• **Goal of the exercise**
Keep only the lines of the data below that contain "External", and copy them.

• **Supplied data**
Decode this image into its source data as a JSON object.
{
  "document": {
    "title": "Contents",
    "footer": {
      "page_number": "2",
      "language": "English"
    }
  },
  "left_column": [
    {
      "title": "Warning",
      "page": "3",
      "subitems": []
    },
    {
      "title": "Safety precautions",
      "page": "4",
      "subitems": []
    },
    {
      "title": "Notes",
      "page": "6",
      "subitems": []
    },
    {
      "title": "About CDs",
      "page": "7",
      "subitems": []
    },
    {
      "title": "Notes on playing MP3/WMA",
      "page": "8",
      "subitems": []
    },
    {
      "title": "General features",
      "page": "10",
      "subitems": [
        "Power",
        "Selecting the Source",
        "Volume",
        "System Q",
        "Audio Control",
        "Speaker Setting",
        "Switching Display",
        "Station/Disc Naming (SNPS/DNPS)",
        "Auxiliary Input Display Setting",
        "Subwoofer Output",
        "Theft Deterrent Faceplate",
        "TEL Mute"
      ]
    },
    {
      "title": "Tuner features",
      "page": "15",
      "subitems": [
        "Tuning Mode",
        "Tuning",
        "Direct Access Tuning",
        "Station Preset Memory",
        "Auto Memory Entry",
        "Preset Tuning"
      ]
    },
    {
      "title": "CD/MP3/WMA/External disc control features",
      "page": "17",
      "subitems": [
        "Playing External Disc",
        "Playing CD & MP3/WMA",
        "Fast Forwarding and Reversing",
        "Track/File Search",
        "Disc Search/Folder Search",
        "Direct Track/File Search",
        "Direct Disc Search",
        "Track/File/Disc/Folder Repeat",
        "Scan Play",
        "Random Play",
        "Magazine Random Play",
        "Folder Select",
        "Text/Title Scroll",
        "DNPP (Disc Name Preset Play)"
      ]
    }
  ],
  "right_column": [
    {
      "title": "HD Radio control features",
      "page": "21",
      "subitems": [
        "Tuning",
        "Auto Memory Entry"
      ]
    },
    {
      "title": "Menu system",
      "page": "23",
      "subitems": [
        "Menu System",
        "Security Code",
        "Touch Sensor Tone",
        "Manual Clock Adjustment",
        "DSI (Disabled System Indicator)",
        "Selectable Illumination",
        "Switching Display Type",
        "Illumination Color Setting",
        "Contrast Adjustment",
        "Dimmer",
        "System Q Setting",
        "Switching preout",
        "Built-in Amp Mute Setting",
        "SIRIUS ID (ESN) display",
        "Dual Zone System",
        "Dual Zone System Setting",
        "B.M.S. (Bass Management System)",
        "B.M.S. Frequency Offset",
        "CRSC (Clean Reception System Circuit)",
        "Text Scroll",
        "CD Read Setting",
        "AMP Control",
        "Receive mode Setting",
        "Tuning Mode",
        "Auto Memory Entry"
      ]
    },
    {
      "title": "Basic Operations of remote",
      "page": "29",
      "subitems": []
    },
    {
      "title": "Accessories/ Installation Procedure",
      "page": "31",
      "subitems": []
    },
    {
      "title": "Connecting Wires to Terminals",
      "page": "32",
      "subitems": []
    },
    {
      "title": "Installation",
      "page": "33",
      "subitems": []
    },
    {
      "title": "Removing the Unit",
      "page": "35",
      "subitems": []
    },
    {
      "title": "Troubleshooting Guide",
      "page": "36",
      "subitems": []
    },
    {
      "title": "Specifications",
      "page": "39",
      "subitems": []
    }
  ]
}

...

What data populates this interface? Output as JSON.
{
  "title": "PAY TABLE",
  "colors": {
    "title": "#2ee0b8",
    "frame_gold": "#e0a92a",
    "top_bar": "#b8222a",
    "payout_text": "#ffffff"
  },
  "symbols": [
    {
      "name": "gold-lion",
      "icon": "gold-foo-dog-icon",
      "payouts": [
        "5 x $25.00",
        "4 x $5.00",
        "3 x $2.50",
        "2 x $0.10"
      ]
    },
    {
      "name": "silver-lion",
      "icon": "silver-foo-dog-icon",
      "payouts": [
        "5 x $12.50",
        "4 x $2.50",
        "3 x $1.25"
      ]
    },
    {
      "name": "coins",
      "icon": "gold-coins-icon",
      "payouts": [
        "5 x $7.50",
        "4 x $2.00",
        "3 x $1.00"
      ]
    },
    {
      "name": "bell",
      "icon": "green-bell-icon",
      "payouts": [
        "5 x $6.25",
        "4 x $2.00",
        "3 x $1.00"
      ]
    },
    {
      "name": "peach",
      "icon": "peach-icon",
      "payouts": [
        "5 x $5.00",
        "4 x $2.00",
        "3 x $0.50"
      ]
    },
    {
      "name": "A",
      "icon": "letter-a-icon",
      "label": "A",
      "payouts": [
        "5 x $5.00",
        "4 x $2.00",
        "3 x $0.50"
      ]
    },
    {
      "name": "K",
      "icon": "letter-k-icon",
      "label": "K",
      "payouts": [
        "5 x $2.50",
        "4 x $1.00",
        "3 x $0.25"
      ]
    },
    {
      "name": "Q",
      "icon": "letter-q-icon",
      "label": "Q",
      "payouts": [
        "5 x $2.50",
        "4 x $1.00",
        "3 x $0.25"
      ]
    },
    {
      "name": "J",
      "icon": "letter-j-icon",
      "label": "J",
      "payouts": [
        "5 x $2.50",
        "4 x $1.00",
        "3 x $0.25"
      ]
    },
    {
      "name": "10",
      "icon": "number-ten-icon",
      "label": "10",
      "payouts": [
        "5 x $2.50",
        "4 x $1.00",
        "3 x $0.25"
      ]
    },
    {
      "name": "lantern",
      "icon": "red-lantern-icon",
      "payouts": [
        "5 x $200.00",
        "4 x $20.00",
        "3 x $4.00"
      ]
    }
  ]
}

• **Full output**
      "title": "CD/MP3/WMA/External disc control features",
        "Playing External Disc",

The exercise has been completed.